WHAT IS BEING ASKED >> Give the entries again, word for word.

Rows from a figure dataset:
------------------------------------

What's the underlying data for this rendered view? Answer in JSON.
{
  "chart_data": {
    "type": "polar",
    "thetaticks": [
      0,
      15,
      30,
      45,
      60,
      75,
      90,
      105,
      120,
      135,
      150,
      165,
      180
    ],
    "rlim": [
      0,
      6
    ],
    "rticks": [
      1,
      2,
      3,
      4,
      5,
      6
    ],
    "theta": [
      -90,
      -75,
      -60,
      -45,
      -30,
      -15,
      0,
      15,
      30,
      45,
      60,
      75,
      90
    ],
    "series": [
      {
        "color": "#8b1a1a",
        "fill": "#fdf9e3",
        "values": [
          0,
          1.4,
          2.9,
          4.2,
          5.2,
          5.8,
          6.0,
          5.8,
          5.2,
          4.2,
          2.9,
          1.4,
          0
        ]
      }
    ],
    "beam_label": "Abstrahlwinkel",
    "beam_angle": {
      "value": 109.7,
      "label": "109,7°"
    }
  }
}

------------------------------------

OUTPUT OF THE TASK >>
What's the underlying data for this rendered view? Answer in JSON.
{
  "chart_data": {
    "type": "polar",
    "thetaticks": [
      0,
      15,
      30,
      45,
      60,
      75,
      90,
      105,
      120,
      135,
      150,
      165,
      180
    ],
    "rlim": [
      0,
      6
    ],
    "rticks": [
      1,
      2,
      3,
      4,
      5,
      6
    ],
    "theta": [
      -90,
      -75,
      -60,
      -45,
      -30,
      -15,
      0,
      15,
      30,
      45,
      60,
      75,
      90
    ],
    "series": [
      {
        "color": "#8b1a1a",
        "fill": "#fdf9e3",
        "values": [
          0,
          1.4,
          2.9,
          4.2,
          5.2,
          5.8,
          6.0,
          5.8,
          5.2,
          4.2,
          2.9,
          1.4,
          0
        ]
      }
    ],
    "beam_label": "Abstrahlwinkel",
    "beam_angle": {
      "value": 109.7,
      "label": "109,7°"
    }
  }
}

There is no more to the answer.